Records for processing |
○ ○ ○ ○ ○ ○ ○

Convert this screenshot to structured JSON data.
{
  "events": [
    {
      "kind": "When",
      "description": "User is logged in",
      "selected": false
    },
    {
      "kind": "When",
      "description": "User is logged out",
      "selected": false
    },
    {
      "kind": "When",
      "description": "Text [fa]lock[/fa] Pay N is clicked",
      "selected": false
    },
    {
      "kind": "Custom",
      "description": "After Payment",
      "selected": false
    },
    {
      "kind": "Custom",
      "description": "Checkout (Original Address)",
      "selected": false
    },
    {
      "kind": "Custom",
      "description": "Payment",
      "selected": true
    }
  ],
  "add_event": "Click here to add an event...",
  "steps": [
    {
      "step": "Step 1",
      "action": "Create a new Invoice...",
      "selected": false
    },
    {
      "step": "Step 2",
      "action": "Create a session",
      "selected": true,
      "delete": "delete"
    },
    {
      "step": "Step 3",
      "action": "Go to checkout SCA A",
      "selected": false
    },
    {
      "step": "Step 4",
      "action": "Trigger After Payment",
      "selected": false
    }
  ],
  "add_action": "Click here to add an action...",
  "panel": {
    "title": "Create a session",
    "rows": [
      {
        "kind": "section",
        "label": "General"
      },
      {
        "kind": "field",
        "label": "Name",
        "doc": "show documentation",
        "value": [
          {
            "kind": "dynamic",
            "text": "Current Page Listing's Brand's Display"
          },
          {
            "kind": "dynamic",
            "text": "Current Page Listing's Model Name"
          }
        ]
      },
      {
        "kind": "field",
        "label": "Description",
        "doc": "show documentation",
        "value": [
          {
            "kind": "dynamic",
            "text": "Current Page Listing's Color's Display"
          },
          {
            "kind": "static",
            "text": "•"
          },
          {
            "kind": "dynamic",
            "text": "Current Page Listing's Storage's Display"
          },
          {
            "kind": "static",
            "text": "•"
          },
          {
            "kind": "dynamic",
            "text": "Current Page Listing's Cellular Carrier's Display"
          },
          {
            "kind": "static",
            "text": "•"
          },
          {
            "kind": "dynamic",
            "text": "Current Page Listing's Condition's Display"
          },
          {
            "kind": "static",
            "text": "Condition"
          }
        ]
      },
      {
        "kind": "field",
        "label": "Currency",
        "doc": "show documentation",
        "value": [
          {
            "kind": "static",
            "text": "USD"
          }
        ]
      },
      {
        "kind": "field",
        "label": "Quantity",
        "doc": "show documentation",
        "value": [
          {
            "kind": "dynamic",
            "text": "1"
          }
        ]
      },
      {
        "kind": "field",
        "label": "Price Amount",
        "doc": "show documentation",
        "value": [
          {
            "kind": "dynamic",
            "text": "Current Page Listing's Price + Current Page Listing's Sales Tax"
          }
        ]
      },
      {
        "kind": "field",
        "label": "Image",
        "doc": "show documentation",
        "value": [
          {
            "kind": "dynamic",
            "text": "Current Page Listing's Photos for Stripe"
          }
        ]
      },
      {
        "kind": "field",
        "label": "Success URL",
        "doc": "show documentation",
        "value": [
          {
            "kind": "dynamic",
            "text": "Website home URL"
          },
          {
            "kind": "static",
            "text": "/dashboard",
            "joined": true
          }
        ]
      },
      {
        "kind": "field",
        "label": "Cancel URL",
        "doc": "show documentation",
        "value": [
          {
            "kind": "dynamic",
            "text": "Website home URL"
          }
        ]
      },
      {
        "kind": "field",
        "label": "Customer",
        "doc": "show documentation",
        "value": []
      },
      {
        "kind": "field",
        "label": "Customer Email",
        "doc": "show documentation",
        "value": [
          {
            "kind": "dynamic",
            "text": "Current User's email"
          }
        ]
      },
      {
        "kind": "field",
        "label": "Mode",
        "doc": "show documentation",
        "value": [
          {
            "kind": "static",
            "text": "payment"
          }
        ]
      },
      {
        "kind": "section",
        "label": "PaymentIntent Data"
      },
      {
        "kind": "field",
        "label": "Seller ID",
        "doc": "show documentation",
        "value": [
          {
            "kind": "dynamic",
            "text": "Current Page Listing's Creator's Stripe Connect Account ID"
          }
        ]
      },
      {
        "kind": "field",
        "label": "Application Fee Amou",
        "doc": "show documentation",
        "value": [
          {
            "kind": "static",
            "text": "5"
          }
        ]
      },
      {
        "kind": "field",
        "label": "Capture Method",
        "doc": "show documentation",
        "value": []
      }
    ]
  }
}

○ ○ ○ ○ ○ ○ ○

What is asked | Which lines contain "action"? Copy each of them out.

Solution to the exercise |
      "action": "Create a new Invoice...",
      "action": "Create a session",
      "action": "Go to checkout SCA A",
      "action": "Trigger After Payment",
  "add_action": "Click here to add an action...",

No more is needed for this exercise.